- [GIVEN RECORDS]:
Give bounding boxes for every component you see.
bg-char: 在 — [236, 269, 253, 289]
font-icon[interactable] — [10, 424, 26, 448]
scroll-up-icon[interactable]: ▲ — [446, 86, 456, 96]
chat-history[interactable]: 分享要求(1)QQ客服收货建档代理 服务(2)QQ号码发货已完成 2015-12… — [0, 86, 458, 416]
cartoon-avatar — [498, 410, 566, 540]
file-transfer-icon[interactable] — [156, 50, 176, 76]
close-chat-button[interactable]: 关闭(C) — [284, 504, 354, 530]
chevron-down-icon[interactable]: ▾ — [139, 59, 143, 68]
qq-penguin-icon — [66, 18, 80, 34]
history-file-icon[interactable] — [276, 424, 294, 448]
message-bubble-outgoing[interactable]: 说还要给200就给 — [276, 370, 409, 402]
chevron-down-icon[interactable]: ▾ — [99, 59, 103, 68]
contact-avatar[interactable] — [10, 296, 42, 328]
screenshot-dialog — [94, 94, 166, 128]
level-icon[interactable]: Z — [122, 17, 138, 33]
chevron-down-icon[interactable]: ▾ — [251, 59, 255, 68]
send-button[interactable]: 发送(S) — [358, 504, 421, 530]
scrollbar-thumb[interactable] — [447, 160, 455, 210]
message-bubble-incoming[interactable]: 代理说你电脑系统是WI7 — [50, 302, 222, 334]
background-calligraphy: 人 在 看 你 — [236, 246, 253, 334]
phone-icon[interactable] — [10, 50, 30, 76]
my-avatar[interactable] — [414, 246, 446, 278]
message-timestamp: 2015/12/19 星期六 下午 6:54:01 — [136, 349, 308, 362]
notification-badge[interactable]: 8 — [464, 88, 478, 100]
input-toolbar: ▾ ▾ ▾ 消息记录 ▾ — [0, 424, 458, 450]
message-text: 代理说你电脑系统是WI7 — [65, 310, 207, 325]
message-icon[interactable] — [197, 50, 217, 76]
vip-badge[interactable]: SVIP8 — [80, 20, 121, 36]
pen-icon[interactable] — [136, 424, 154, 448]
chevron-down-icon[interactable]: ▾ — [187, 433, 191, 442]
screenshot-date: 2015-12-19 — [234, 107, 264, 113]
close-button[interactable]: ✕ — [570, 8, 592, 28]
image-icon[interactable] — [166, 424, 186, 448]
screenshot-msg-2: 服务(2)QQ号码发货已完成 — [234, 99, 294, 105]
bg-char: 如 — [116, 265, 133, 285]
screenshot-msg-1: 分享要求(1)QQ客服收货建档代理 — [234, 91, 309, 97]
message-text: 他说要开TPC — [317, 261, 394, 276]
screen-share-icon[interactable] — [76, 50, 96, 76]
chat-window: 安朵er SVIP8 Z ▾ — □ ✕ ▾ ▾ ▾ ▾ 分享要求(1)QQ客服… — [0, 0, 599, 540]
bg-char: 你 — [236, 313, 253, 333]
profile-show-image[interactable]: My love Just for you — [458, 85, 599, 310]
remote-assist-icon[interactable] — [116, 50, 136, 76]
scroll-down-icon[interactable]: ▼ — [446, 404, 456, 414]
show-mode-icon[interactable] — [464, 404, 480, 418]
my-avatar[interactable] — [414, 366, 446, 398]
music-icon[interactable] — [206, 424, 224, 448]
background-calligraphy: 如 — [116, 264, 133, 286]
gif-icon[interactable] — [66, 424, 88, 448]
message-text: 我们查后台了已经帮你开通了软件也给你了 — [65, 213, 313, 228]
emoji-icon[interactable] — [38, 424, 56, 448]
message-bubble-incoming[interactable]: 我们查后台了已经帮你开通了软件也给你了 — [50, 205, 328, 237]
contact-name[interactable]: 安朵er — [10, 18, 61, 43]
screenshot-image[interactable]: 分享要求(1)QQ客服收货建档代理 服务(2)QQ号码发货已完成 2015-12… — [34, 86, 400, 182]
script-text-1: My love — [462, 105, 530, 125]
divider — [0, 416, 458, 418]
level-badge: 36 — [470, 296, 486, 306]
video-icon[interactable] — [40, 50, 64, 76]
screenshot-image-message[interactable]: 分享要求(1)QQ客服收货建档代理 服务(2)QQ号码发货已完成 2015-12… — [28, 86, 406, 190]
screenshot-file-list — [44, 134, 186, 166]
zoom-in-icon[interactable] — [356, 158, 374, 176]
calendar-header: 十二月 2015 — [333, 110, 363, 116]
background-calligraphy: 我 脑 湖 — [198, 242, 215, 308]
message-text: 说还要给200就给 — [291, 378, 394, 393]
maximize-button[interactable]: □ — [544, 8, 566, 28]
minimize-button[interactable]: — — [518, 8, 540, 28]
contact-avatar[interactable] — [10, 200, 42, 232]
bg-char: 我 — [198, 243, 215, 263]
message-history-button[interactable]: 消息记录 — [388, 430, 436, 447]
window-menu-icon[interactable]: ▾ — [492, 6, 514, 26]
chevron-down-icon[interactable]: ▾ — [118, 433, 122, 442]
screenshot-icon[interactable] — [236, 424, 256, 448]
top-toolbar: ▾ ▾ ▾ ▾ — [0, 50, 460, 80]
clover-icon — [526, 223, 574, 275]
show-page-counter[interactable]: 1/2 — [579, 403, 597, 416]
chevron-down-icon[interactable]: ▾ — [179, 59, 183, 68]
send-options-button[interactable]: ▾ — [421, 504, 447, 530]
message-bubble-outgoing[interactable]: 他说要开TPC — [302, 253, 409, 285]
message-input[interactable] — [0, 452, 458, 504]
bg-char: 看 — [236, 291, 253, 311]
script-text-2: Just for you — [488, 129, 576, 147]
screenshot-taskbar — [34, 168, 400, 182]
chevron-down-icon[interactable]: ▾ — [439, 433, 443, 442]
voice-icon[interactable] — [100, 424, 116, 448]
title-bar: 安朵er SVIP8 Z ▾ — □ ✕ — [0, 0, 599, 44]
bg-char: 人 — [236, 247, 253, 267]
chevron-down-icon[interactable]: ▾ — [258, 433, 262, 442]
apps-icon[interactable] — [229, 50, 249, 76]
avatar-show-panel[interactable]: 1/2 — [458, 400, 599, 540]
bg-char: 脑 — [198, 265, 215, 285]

- [TASK DETAILS]: Format everything from the start of the entries through the line containing "file-transfer-icon[interactable] — [156, 50, 176, 76]" as a Markdown table with two columns, Row and Text. Give each line its own numbered row and skip any blank lines.

- [REPLY TO THE EXERCISE]:
| Row | Text |
|---|---|
| 1 | Give bounding boxes for every component you see. |
| 2 | bg-char: 在 — [236, 269, 253, 289] |
| 3 | font-icon[interactable] — [10, 424, 26, 448] |
| 4 | scroll-up-icon[interactable]: ▲ — [446, 86, 456, 96] |
| 5 | chat-history[interactable]: 分享要求(1)QQ客服收货建档代理 服务(2)QQ号码发货已完成 2015-12… — [0, 86, 458, 416] |
| 6 | cartoon-avatar — [498, 410, 566, 540] |
| 7 | file-transfer-icon[interactable] — [156, 50, 176, 76] |